Check every line of the material below for the string "الميدانية", and return the ones that have it.

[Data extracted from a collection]
##########
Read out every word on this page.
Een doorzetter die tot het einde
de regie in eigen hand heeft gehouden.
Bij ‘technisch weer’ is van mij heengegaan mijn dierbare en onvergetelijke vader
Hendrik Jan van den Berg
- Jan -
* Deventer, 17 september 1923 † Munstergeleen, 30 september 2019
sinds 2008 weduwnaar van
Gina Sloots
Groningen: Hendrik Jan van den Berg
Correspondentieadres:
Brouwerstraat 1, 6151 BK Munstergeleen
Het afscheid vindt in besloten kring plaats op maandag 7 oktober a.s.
##########
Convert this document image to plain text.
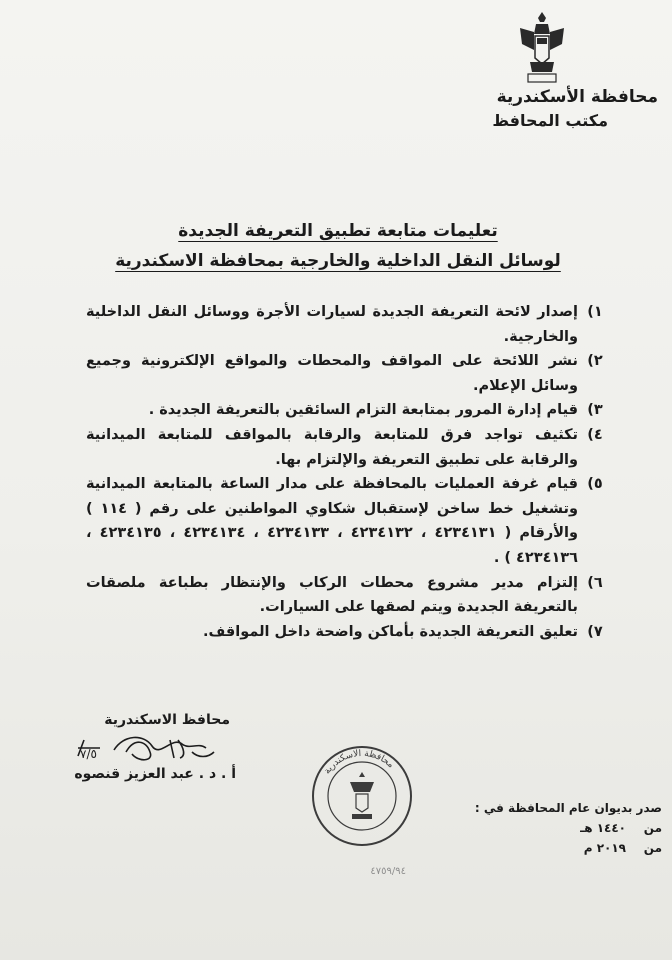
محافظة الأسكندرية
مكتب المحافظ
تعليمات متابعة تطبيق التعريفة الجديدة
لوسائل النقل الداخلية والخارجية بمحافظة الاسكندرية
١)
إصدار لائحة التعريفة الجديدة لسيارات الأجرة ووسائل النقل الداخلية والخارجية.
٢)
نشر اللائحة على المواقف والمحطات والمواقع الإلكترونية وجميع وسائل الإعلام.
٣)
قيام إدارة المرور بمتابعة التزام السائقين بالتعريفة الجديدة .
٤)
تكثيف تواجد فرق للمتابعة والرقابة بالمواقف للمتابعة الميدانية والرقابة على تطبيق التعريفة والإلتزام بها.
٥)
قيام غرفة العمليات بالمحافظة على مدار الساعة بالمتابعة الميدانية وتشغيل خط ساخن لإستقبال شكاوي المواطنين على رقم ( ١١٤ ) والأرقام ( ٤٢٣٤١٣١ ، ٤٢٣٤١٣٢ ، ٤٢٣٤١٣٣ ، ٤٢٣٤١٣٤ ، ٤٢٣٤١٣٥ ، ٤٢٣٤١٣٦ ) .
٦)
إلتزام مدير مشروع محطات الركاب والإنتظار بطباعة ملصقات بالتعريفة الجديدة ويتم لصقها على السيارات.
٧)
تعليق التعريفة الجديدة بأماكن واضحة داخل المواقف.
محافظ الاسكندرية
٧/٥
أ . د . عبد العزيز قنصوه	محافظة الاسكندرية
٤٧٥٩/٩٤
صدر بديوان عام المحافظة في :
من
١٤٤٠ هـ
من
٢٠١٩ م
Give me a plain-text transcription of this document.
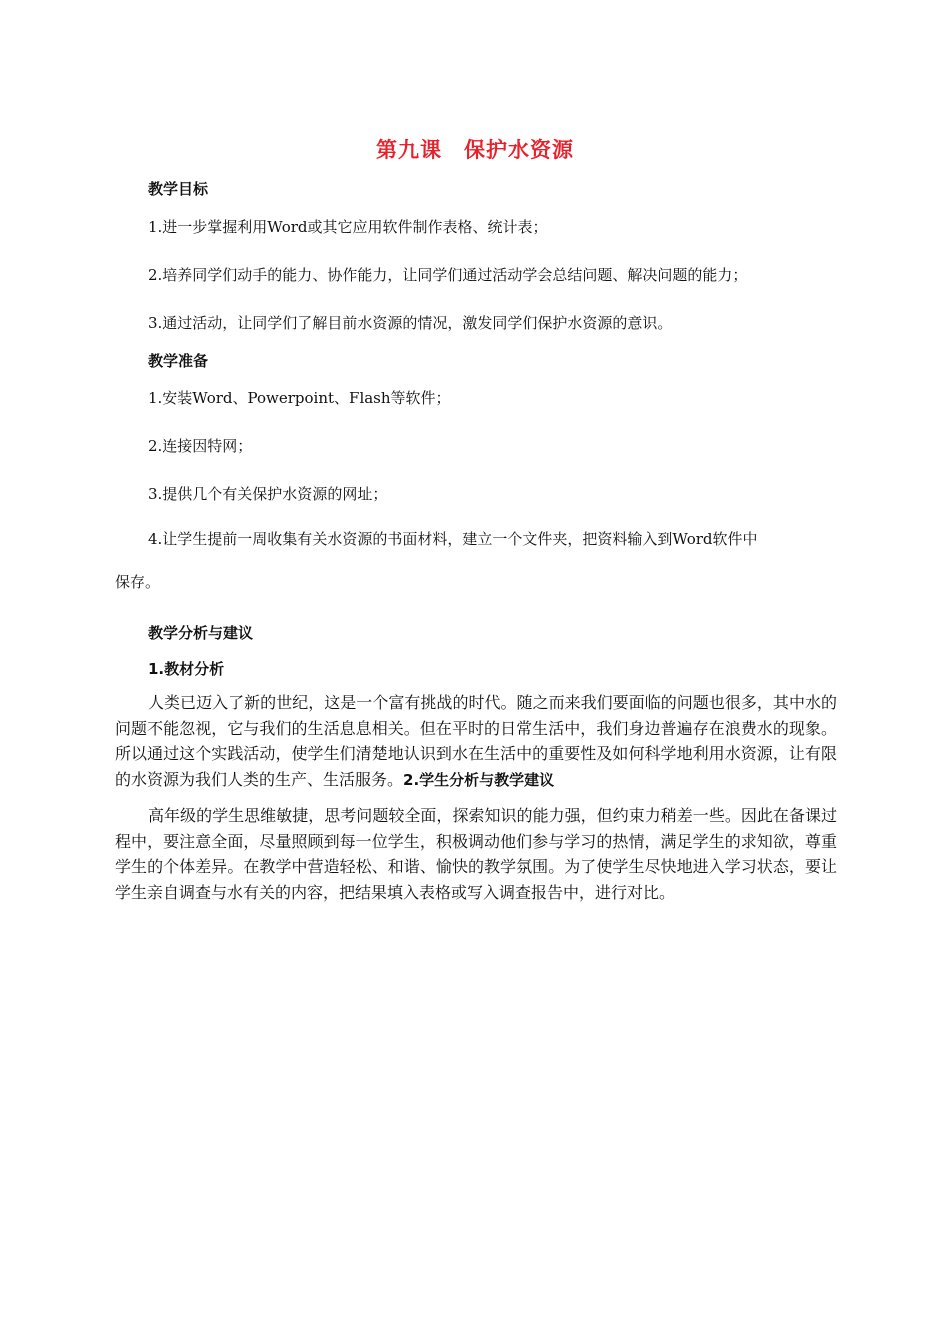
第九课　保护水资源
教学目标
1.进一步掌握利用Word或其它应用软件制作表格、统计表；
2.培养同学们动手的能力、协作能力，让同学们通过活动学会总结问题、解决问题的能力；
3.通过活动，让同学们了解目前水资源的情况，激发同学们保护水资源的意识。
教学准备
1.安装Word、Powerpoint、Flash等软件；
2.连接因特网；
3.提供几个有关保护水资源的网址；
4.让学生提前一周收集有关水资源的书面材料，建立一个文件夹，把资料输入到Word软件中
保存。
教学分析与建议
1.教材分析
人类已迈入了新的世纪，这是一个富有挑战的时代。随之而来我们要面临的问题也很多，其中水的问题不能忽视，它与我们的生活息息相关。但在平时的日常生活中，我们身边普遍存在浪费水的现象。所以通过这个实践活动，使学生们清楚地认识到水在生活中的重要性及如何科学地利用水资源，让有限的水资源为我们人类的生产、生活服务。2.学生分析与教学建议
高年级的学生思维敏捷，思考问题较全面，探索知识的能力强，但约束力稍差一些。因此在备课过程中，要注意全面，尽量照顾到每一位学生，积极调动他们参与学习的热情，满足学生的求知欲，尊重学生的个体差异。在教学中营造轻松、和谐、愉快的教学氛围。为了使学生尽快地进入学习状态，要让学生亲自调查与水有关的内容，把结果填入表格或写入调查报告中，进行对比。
##########
EXPECTED OUTPUT >>
تكثيف تواجد فرق للمتابعة والرقابة بالمواقف للمتابعة الميدانية والرقابة على تطبيق التعريفة والإلتزام بها.
قيام غرفة العمليات بالمحافظة على مدار الساعة بالمتابعة الميدانية وتشغيل خط ساخن لإستقبال شكاوي المواطنين على رقم ( ١١٤ ) والأرقام ( ٤٢٣٤١٣١ ، ٤٢٣٤١٣٢ ، ٤٢٣٤١٣٣ ، ٤٢٣٤١٣٤ ، ٤٢٣٤١٣٥ ، ٤٢٣٤١٣٦ ) .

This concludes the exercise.